**WHAT YOU WILL DO**
Take every line from the listing below that contains "text".

**EXERCISE DATA**

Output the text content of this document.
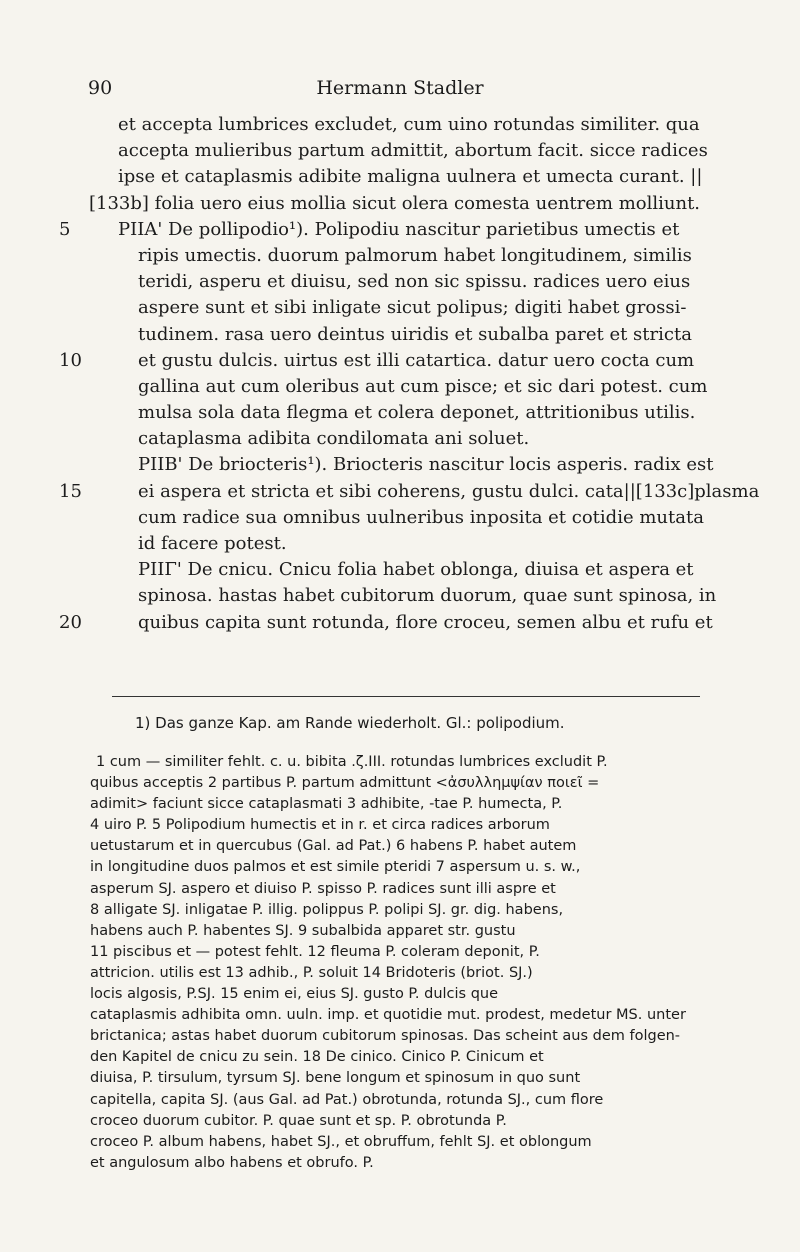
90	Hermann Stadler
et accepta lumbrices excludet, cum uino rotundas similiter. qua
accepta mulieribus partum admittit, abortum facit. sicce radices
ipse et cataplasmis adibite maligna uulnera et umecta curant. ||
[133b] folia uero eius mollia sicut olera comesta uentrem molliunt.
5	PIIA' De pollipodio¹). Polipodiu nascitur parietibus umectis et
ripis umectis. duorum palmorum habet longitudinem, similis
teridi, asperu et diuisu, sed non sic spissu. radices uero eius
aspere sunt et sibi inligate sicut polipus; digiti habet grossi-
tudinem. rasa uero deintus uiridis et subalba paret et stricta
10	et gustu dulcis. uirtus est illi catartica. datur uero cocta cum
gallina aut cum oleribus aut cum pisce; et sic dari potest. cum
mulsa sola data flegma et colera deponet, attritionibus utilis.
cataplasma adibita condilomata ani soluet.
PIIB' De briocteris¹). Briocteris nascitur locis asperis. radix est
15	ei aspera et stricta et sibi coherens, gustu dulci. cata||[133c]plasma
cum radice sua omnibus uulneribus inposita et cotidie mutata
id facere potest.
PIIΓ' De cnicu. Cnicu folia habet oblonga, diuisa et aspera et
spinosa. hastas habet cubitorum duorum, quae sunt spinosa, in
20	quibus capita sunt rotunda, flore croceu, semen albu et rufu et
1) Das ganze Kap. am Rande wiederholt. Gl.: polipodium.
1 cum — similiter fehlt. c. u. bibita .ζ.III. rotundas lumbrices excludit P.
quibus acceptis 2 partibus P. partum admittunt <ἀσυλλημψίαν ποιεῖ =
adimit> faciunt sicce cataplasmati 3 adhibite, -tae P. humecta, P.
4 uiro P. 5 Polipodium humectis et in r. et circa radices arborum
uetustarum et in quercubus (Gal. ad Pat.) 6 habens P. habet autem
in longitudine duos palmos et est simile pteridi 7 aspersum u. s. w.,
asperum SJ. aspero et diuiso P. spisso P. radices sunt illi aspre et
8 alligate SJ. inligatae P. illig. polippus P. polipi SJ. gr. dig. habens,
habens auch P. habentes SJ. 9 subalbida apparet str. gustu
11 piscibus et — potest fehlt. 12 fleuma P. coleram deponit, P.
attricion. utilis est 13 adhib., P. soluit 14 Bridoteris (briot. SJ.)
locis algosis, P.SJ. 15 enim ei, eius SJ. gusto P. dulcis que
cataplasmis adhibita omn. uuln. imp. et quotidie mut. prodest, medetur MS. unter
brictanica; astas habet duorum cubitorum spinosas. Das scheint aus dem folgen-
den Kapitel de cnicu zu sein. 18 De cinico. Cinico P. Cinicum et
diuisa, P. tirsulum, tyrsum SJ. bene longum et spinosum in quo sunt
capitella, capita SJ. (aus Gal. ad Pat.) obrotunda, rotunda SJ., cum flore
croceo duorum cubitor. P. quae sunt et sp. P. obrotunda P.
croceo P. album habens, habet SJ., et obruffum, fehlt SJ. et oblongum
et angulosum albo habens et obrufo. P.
* * *
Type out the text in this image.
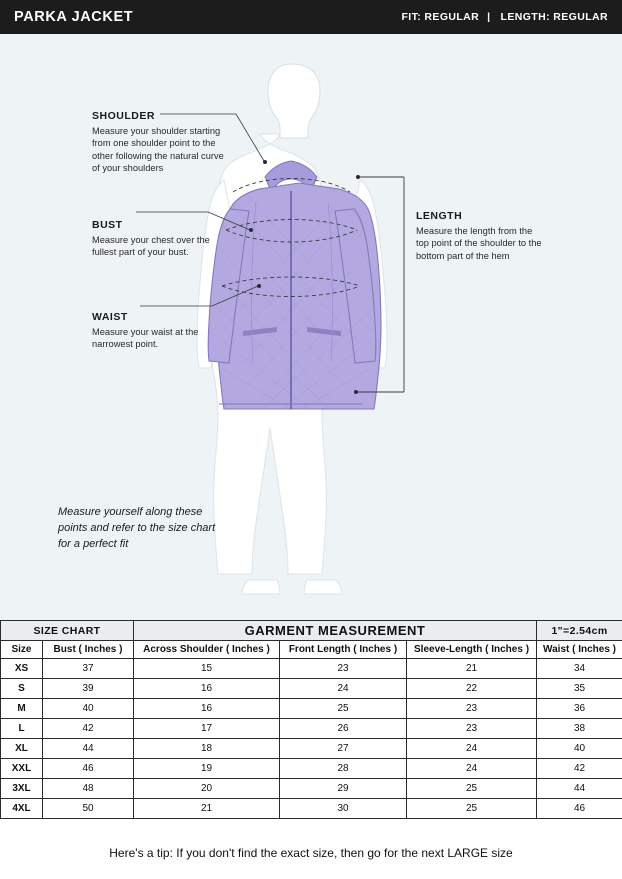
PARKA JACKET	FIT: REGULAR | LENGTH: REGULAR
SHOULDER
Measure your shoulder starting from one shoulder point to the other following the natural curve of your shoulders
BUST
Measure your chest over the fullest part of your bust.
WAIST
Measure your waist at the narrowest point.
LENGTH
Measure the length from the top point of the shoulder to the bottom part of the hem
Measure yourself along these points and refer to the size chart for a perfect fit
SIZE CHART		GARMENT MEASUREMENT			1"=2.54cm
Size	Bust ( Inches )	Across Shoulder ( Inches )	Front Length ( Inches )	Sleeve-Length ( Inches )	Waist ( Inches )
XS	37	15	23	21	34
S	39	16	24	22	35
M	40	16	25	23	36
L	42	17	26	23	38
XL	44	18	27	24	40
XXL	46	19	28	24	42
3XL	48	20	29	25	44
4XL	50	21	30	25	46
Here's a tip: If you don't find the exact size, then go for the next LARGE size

**REPLY**
Output the text content of this document.
Type out the text in this image.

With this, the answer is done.